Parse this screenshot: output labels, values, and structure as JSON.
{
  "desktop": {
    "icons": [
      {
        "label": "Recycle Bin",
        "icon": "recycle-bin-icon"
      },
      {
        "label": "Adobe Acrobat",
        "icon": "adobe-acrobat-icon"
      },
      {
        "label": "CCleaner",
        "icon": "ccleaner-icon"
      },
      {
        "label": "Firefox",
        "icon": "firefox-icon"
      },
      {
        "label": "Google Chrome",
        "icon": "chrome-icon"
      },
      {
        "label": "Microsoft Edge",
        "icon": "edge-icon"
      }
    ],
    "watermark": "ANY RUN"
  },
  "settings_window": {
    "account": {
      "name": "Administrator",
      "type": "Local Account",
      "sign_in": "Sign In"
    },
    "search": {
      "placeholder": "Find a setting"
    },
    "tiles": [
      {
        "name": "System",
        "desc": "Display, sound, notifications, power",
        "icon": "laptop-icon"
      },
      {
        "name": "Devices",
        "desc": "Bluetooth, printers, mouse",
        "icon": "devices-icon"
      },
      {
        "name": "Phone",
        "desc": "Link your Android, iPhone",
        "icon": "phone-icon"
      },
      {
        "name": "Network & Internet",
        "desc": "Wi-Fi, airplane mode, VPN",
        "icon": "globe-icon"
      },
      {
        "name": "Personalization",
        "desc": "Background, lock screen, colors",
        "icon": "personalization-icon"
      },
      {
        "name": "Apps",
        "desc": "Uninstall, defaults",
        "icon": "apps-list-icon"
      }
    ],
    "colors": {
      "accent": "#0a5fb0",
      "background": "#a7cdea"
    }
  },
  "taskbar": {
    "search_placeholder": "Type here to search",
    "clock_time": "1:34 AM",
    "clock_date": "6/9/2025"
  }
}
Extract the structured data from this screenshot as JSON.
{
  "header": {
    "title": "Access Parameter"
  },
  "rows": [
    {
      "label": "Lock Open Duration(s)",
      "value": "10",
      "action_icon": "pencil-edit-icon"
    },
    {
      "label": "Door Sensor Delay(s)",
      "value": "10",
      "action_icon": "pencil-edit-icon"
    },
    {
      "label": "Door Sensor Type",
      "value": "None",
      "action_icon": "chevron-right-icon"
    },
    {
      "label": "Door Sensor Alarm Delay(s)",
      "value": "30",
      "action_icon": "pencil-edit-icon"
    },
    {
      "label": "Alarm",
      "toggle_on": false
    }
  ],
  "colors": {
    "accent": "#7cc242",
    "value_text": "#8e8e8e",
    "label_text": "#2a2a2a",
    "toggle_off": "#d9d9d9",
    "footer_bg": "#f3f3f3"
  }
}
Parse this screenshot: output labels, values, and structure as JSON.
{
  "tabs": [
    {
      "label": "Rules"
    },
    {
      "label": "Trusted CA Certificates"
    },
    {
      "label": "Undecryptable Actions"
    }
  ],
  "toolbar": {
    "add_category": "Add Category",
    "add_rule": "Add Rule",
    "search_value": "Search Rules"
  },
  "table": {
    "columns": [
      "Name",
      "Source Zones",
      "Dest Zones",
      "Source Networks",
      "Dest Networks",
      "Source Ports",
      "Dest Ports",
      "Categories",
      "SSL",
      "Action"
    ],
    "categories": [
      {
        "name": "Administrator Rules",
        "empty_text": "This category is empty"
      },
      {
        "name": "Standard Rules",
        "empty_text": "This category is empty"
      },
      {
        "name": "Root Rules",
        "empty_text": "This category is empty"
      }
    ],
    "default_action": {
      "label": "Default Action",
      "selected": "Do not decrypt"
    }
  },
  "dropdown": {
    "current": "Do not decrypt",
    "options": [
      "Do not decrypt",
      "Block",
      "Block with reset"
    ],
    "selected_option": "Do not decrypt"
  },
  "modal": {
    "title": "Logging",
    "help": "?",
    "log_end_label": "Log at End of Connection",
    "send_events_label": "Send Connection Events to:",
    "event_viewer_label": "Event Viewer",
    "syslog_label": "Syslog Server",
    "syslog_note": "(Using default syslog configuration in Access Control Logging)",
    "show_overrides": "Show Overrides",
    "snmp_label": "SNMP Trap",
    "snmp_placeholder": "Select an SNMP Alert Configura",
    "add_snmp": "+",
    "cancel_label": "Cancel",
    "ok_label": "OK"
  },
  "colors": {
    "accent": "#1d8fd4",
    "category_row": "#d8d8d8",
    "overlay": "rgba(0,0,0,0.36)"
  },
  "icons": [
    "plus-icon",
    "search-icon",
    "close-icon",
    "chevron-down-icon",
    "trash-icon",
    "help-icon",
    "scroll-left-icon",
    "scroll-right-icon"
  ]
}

________

JOB
Find all lines holding the string "Rules" and copy them.

RESULT OF THE EXERCISE
      "label": "Rules"
    "search_value": "Search Rules"
        "name": "Administrator Rules",
        "name": "Standard Rules",
        "name": "Root Rules",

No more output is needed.